**What you will do**
Could you transcribe every record below exactly as written, leaving out any pictures?

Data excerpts
'''
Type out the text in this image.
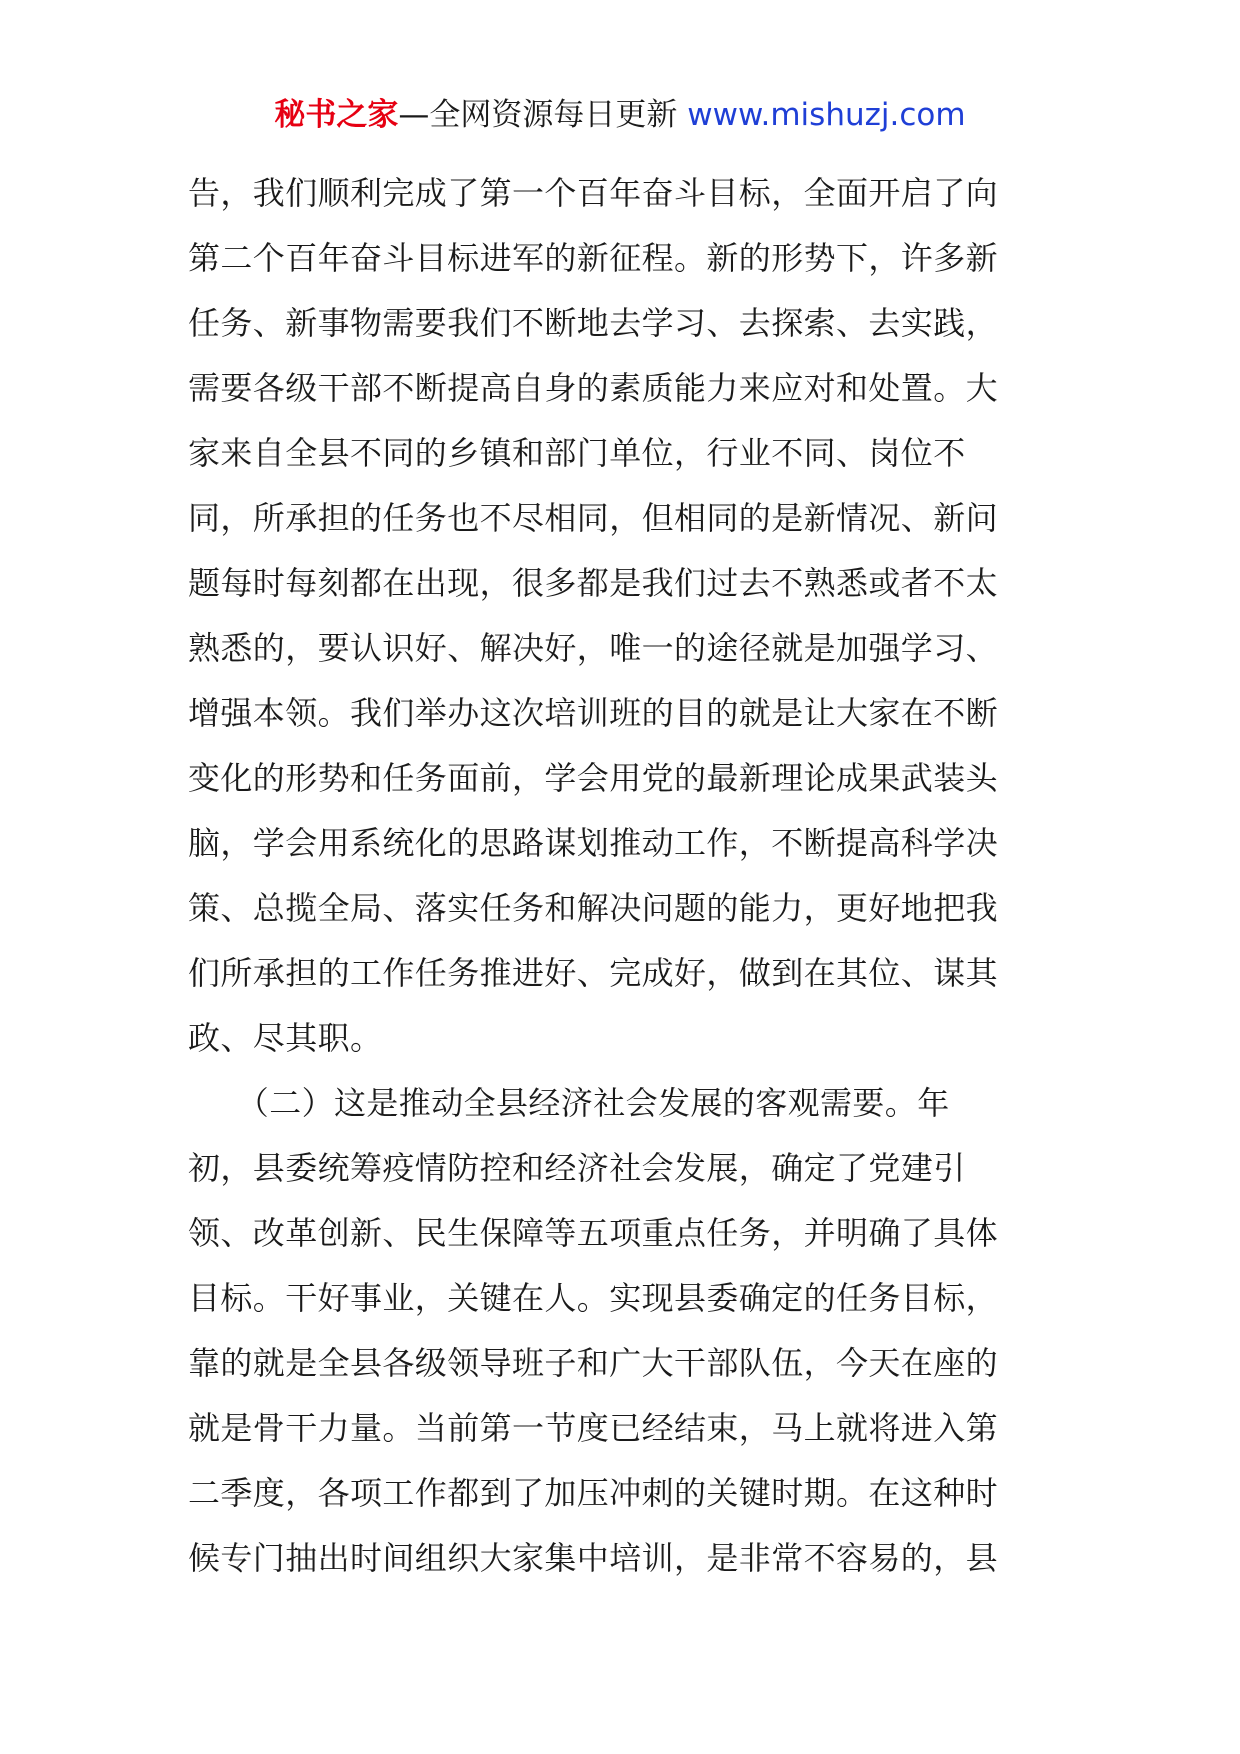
秘书之家—全网资源每日更新 www.mishuzj.com
告，我们顺利完成了第一个百年奋斗目标，全面开启了向
第二个百年奋斗目标进军的新征程。新的形势下，许多新
任务、新事物需要我们不断地去学习、去探索、去实践，
需要各级干部不断提高自身的素质能力来应对和处置。大
家来自全县不同的乡镇和部门单位，行业不同、岗位不
同，所承担的任务也不尽相同，但相同的是新情况、新问
题每时每刻都在出现，很多都是我们过去不熟悉或者不太
熟悉的，要认识好、解决好，唯一的途径就是加强学习、
增强本领。我们举办这次培训班的目的就是让大家在不断
变化的形势和任务面前，学会用党的最新理论成果武装头
脑，学会用系统化的思路谋划推动工作，不断提高科学决
策、总揽全局、落实任务和解决问题的能力，更好地把我
们所承担的工作任务推进好、完成好，做到在其位、谋其
政、尽其职。
　　（二）这是推动全县经济社会发展的客观需要。年
初，县委统筹疫情防控和经济社会发展，确定了党建引
领、改革创新、民生保障等五项重点任务，并明确了具体
目标。干好事业，关键在人。实现县委确定的任务目标，
靠的就是全县各级领导班子和广大干部队伍，今天在座的
就是骨干力量。当前第一节度已经结束，马上就将进入第
二季度，各项工作都到了加压冲刺的关键时期。在这种时
候专门抽出时间组织大家集中培训，是非常不容易的，县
'''
**Completed exercise**
Type out the text in this image.
秘书之家—全网资源每日更新 www.mishuzj.com
告，我们顺利完成了第一个百年奋斗目标，全面开启了向
第二个百年奋斗目标进军的新征程。新的形势下，许多新
任务、新事物需要我们不断地去学习、去探索、去实践，
需要各级干部不断提高自身的素质能力来应对和处置。大
家来自全县不同的乡镇和部门单位，行业不同、岗位不
同，所承担的任务也不尽相同，但相同的是新情况、新问
题每时每刻都在出现，很多都是我们过去不熟悉或者不太
熟悉的，要认识好、解决好，唯一的途径就是加强学习、
增强本领。我们举办这次培训班的目的就是让大家在不断
变化的形势和任务面前，学会用党的最新理论成果武装头
脑，学会用系统化的思路谋划推动工作，不断提高科学决
策、总揽全局、落实任务和解决问题的能力，更好地把我
们所承担的工作任务推进好、完成好，做到在其位、谋其
政、尽其职。
　　（二）这是推动全县经济社会发展的客观需要。年
初，县委统筹疫情防控和经济社会发展，确定了党建引
领、改革创新、民生保障等五项重点任务，并明确了具体
目标。干好事业，关键在人。实现县委确定的任务目标，
靠的就是全县各级领导班子和广大干部队伍，今天在座的
就是骨干力量。当前第一节度已经结束，马上就将进入第
二季度，各项工作都到了加压冲刺的关键时期。在这种时
候专门抽出时间组织大家集中培训，是非常不容易的，县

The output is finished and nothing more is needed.